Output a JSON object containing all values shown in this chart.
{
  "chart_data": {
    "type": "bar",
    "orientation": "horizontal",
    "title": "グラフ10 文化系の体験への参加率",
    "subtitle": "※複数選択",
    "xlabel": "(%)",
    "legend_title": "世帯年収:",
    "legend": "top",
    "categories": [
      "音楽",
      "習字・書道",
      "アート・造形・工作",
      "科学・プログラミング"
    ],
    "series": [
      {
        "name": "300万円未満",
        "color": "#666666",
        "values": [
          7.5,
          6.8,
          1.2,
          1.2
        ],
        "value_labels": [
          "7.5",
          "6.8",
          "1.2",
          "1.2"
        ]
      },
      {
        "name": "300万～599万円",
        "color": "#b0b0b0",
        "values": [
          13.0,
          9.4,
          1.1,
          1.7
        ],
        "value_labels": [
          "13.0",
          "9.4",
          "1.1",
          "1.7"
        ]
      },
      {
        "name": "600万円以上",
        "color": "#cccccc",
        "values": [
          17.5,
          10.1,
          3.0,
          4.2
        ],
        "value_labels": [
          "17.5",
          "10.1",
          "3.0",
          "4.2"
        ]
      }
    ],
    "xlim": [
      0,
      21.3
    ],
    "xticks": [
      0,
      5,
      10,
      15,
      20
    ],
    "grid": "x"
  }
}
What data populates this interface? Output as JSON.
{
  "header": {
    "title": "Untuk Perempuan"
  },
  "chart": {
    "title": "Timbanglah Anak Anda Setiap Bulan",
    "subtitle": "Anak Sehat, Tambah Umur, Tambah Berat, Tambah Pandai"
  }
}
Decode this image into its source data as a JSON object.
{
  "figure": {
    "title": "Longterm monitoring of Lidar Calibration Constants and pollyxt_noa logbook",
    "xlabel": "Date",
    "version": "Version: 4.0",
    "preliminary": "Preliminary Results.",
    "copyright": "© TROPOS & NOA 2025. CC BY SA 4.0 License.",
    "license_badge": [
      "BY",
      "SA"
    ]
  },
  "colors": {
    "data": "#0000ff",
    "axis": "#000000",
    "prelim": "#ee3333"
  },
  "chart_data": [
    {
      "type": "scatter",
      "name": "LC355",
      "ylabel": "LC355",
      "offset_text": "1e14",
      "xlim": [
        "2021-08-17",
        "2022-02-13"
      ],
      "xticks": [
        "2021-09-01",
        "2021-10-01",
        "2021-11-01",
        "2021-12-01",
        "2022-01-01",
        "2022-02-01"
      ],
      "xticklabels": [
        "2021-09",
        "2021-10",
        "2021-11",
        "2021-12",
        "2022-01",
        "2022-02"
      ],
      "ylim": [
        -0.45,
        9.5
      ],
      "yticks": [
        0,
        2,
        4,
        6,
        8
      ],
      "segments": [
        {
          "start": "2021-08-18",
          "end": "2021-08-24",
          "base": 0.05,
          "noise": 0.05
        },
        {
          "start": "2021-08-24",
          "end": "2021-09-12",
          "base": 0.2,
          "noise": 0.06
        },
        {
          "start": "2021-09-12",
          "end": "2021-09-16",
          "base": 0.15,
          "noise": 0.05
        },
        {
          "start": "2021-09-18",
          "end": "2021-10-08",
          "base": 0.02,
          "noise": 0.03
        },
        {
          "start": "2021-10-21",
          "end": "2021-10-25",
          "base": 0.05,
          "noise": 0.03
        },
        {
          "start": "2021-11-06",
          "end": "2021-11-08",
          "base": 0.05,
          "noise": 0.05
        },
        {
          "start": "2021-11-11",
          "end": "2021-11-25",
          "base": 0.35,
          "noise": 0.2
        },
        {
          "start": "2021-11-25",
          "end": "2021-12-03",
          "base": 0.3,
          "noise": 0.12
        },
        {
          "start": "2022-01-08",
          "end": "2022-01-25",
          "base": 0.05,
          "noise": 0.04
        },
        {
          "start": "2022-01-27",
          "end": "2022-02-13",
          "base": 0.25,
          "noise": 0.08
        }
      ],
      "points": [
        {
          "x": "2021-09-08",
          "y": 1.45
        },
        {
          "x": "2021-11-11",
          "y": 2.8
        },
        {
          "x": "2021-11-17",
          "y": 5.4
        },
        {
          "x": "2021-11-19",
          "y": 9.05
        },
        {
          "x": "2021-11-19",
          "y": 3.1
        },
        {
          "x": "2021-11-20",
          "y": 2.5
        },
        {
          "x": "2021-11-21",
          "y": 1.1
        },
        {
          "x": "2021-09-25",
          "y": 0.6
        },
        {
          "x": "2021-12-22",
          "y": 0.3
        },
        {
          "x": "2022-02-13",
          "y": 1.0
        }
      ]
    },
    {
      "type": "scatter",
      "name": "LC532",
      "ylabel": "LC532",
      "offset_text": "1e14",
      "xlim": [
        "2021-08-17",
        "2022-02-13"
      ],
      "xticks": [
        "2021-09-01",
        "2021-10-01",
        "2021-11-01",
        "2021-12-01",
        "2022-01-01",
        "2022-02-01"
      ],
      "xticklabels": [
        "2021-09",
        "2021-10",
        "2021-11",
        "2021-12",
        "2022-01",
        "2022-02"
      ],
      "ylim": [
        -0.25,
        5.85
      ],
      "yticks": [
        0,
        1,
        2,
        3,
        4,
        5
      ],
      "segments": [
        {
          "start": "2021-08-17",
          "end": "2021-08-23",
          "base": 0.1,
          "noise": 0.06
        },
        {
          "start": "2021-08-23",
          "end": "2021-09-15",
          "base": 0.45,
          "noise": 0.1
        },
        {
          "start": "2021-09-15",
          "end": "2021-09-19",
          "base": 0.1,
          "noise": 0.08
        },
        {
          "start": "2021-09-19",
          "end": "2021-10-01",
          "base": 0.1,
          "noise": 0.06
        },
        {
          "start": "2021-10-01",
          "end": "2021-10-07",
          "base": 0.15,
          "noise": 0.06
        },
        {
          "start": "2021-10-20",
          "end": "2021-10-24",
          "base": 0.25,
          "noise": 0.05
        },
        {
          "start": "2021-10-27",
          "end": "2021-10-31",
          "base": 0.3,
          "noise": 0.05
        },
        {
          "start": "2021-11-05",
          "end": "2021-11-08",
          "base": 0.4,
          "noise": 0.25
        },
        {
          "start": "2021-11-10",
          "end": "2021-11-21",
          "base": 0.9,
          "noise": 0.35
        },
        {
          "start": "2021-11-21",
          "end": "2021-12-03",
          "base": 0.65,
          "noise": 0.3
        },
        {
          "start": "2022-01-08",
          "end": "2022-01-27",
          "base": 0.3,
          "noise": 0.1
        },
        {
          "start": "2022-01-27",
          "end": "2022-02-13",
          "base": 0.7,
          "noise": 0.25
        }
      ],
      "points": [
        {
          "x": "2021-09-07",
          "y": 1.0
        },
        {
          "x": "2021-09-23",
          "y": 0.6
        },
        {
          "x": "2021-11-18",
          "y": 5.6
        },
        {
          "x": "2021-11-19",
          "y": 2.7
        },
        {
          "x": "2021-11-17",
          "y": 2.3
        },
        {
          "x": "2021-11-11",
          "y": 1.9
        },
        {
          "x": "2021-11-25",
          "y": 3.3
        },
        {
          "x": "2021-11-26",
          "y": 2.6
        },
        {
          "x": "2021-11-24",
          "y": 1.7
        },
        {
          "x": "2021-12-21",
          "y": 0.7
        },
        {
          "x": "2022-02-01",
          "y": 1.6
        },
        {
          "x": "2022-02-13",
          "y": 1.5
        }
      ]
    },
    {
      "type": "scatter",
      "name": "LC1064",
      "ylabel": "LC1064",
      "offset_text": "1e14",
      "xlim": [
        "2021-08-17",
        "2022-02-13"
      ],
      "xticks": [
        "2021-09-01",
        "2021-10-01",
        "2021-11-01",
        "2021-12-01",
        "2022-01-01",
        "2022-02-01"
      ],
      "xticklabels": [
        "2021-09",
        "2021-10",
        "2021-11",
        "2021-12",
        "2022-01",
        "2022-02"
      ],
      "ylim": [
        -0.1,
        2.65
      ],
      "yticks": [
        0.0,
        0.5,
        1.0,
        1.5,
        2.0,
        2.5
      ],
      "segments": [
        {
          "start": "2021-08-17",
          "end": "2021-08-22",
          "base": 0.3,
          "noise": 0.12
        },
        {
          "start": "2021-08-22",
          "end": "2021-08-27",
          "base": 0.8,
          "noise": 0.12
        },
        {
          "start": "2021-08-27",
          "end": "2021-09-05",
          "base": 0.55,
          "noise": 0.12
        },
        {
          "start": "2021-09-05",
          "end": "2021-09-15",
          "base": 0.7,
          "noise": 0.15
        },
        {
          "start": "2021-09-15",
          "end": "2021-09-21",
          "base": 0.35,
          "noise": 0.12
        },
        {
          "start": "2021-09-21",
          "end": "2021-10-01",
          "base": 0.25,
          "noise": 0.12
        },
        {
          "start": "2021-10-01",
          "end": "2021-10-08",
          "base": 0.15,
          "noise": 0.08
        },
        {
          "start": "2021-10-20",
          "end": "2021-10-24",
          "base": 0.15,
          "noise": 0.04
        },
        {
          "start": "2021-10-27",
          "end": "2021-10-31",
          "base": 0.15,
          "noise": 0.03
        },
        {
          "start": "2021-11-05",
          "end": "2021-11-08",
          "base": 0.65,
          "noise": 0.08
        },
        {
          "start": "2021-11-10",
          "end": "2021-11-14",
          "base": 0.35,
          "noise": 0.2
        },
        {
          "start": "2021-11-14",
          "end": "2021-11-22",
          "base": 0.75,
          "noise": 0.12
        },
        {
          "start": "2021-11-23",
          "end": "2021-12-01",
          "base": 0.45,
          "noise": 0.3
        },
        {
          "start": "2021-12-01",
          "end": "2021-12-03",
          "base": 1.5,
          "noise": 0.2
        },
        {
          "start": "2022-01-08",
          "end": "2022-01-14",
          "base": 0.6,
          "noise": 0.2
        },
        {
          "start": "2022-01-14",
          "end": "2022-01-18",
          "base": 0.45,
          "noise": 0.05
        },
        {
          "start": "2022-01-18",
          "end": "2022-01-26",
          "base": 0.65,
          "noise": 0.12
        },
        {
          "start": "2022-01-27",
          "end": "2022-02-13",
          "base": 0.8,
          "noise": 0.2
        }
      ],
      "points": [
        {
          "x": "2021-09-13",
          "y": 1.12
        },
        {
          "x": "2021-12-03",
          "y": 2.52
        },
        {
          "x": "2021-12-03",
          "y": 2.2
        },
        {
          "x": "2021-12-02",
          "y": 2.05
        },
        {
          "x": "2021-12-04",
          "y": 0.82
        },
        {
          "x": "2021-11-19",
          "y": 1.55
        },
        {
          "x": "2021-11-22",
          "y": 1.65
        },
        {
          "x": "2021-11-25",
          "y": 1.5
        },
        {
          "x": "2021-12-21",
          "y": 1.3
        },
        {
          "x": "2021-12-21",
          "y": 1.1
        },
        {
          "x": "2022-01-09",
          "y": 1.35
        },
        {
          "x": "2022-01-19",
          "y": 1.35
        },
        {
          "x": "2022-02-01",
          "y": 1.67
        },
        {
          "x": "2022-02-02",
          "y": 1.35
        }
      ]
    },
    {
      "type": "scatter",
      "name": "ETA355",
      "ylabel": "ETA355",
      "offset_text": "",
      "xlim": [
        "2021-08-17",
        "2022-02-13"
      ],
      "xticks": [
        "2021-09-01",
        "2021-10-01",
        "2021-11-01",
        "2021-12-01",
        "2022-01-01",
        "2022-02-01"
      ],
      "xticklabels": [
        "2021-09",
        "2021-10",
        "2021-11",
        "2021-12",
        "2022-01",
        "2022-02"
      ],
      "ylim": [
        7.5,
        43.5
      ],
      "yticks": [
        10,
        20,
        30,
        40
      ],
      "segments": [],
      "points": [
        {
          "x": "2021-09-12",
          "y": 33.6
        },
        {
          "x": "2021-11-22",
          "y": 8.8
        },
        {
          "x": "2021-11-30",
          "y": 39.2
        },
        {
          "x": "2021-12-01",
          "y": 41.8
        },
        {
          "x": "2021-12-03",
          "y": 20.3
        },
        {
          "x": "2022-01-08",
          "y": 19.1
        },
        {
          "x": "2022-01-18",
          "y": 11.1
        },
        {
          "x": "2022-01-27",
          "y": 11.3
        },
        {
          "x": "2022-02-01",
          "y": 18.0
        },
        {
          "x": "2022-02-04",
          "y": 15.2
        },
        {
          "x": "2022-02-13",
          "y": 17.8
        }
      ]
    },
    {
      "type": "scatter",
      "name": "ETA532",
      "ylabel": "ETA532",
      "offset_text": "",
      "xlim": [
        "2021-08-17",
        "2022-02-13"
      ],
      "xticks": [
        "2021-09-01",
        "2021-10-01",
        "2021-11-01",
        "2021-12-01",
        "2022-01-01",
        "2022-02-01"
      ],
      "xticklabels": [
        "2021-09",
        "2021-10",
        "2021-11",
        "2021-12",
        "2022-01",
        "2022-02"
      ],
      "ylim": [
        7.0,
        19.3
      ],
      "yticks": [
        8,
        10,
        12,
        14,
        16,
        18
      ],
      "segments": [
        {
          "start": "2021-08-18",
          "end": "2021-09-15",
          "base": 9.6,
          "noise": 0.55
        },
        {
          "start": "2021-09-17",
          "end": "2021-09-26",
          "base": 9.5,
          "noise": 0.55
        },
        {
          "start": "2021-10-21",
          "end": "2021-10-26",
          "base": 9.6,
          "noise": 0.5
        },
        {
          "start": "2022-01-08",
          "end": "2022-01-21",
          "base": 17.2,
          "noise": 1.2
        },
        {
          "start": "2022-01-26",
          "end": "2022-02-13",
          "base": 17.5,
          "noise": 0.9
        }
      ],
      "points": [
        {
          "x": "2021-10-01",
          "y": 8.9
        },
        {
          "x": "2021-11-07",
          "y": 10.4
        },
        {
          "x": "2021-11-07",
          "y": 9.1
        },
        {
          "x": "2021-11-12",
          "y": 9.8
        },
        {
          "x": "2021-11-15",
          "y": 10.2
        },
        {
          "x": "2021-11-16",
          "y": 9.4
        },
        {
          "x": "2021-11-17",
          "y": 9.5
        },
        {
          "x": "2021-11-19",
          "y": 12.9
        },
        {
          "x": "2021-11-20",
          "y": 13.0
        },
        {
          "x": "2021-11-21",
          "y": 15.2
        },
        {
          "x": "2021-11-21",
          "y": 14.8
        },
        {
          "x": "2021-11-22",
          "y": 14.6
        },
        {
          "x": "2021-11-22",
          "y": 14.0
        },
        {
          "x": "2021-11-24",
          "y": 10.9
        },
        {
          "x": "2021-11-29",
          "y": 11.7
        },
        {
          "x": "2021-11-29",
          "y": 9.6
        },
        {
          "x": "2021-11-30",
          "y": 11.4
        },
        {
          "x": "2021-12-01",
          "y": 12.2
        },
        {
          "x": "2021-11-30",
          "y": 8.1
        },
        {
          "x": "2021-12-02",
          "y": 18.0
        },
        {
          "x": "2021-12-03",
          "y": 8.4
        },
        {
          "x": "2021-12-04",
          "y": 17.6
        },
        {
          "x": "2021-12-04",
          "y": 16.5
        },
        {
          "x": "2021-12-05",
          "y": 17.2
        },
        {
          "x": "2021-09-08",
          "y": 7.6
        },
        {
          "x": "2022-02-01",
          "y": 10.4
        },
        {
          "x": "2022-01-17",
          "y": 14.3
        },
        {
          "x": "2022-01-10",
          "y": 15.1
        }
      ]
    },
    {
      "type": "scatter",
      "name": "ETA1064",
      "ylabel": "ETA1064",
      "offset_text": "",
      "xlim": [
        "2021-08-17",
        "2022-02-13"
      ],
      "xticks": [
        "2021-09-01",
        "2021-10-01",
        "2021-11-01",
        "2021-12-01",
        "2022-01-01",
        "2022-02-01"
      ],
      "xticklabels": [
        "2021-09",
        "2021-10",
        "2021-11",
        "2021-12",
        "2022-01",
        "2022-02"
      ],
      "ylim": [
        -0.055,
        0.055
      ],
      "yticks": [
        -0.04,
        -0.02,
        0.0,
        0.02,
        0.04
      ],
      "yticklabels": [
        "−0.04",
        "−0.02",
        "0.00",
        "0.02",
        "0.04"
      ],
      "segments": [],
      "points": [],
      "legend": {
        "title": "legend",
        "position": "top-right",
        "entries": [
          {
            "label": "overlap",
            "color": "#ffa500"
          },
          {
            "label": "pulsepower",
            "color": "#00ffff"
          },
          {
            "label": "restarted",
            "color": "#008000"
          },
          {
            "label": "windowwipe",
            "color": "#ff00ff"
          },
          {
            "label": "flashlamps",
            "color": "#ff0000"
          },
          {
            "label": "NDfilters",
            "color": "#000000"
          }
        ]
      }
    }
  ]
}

☆ ☆ ☆

What is expected:
Look through the entries above; copy every line holding the string "object".

Result of this task:
Output a JSON object containing all values shown in this chart.
Decode this image into its source data as a JSON object.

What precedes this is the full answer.